- [AVAILABLE DATA]:
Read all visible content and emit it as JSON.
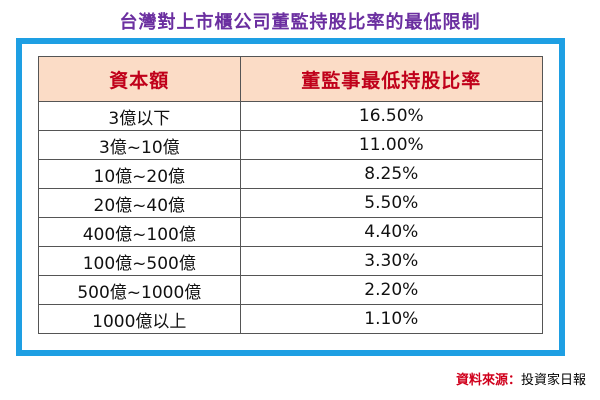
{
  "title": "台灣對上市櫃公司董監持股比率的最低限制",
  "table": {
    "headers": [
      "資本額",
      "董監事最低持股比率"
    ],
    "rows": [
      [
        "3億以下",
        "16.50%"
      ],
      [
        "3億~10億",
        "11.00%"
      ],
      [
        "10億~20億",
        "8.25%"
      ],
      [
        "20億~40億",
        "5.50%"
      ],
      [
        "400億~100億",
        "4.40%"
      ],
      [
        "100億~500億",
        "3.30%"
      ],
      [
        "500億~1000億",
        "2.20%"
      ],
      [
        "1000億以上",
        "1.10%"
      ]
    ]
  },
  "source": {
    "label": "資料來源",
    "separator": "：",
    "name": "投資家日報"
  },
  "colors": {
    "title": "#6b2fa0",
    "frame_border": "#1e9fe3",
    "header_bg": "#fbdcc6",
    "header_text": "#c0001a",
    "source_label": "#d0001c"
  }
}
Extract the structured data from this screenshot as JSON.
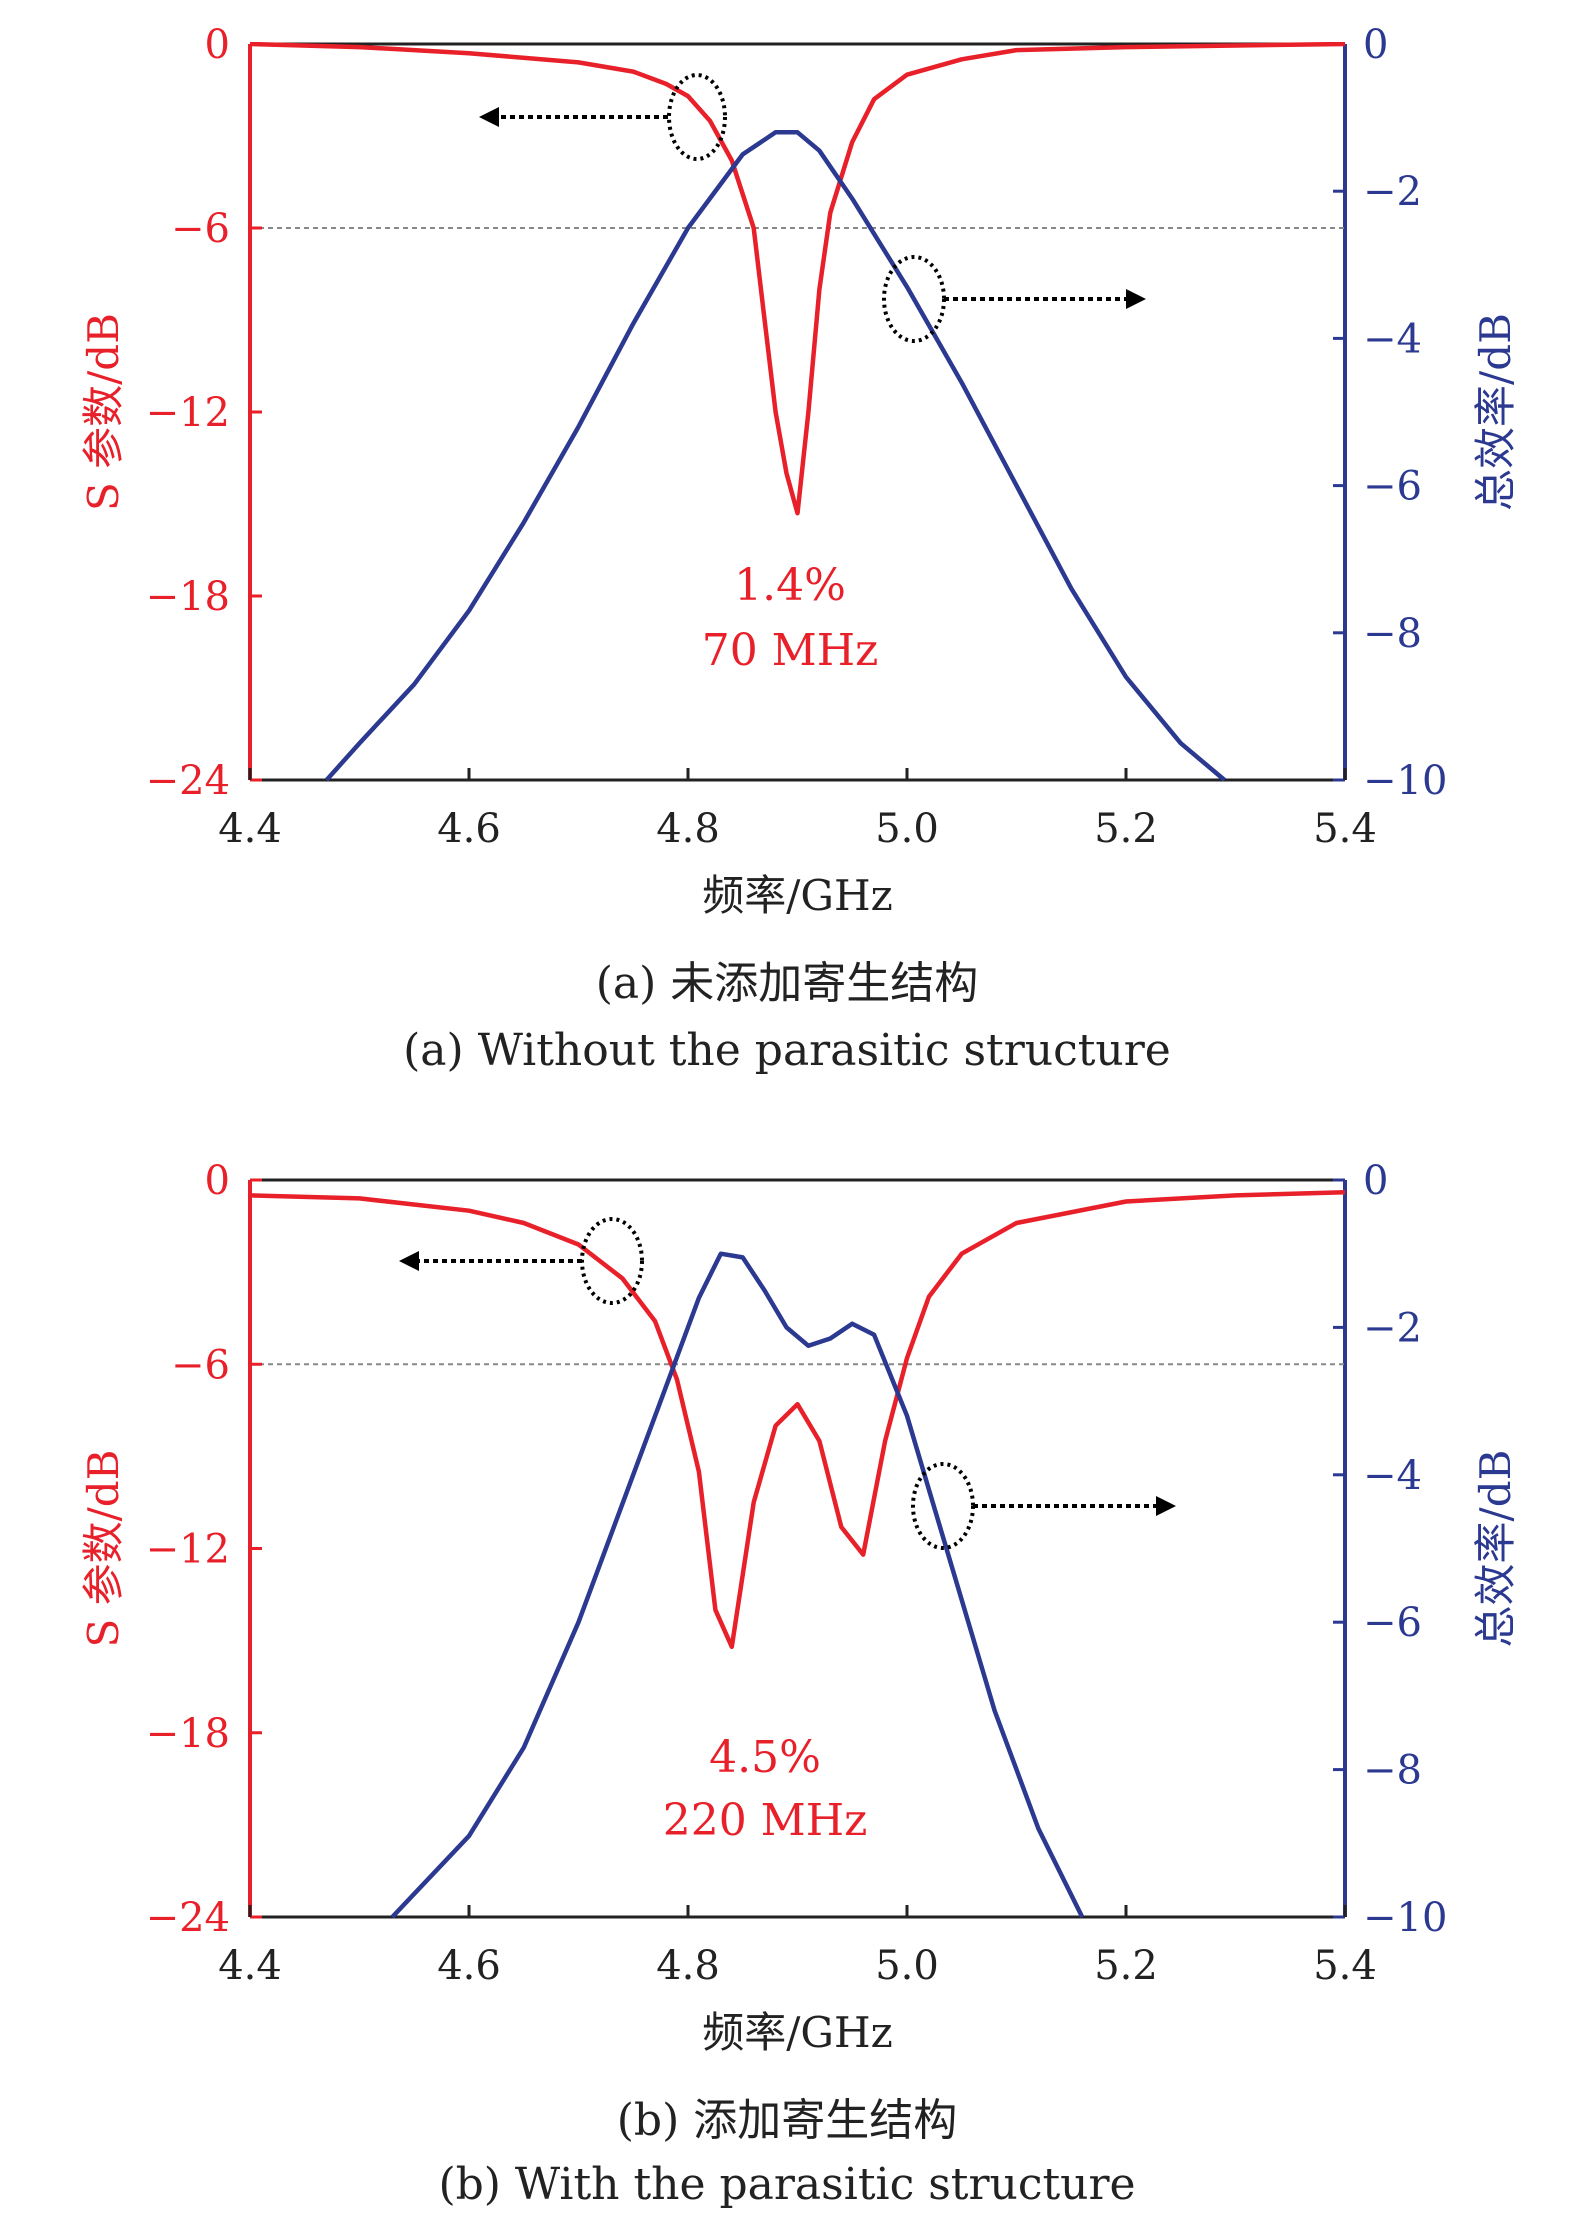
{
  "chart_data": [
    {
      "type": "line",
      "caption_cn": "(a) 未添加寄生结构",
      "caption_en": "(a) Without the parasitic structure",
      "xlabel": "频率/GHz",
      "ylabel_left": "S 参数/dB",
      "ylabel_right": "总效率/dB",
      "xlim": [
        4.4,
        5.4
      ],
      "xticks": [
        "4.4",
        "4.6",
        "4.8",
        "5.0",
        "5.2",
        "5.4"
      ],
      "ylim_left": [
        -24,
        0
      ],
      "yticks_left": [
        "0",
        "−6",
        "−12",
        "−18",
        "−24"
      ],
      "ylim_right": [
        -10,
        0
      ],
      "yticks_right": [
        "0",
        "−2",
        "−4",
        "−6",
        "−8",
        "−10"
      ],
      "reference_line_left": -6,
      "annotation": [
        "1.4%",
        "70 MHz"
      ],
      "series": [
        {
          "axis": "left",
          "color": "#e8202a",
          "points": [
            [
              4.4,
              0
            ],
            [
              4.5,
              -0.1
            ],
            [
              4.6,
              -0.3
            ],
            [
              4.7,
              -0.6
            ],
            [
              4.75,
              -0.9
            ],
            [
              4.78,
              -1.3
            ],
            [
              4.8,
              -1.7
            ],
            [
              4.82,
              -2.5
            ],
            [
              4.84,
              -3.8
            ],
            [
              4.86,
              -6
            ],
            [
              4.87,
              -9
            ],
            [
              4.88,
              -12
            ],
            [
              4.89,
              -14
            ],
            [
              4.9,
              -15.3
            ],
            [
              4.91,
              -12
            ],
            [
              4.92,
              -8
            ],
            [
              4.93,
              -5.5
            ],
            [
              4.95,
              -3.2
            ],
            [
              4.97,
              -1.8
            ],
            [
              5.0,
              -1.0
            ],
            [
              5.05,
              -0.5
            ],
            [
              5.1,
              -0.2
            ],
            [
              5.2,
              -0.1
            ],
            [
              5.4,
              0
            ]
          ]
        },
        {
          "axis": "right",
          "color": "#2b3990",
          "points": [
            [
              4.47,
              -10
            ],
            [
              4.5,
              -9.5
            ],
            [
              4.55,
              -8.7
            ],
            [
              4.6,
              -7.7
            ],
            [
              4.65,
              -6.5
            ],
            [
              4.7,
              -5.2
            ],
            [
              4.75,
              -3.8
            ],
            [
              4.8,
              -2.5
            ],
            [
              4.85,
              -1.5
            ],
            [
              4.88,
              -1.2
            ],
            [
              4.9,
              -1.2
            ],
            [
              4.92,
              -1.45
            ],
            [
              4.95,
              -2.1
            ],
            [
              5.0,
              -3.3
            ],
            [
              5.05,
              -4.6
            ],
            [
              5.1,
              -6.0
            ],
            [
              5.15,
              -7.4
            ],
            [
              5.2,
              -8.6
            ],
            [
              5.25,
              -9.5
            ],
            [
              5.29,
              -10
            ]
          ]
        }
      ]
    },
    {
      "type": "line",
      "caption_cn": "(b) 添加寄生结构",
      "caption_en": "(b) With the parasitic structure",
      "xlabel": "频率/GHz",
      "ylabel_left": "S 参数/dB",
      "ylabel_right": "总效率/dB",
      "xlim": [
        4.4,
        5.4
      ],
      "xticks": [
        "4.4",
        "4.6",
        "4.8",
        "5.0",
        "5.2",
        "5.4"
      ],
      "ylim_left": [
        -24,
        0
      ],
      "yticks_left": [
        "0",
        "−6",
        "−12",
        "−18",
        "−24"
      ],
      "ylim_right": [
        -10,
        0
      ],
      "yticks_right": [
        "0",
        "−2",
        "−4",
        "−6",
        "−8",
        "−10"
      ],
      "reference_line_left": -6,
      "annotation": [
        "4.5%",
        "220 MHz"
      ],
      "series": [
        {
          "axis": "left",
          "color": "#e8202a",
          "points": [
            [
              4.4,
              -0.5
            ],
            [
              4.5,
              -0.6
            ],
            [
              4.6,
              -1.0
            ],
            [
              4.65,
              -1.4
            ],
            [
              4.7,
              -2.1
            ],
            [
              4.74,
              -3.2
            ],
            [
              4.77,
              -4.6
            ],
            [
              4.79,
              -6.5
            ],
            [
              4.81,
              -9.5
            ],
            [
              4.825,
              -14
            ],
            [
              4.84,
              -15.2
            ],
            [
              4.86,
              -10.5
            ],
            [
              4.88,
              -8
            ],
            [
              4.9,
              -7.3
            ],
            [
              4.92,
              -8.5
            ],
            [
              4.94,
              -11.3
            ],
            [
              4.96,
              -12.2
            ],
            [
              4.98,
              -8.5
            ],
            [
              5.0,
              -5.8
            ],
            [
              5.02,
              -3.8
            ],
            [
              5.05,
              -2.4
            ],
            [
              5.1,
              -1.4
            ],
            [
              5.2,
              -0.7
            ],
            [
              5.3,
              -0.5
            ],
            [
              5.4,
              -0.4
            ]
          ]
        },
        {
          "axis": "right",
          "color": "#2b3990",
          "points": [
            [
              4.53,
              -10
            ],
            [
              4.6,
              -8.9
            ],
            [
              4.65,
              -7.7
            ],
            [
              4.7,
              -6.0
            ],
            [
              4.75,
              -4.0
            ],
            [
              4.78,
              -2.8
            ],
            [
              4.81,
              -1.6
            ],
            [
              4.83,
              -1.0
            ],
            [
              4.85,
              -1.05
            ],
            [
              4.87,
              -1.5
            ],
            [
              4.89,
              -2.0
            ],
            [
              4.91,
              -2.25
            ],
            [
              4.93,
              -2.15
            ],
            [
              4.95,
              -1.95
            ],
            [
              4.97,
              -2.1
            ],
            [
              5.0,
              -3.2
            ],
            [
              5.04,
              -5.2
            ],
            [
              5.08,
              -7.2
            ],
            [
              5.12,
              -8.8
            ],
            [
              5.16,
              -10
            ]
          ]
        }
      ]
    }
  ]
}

- [TASK]:
Collect each line containing the string "JSON".

- [FULL ANSWER]:
Read all visible content and emit it as JSON.
Extract the structured data from this screenshot as JSON.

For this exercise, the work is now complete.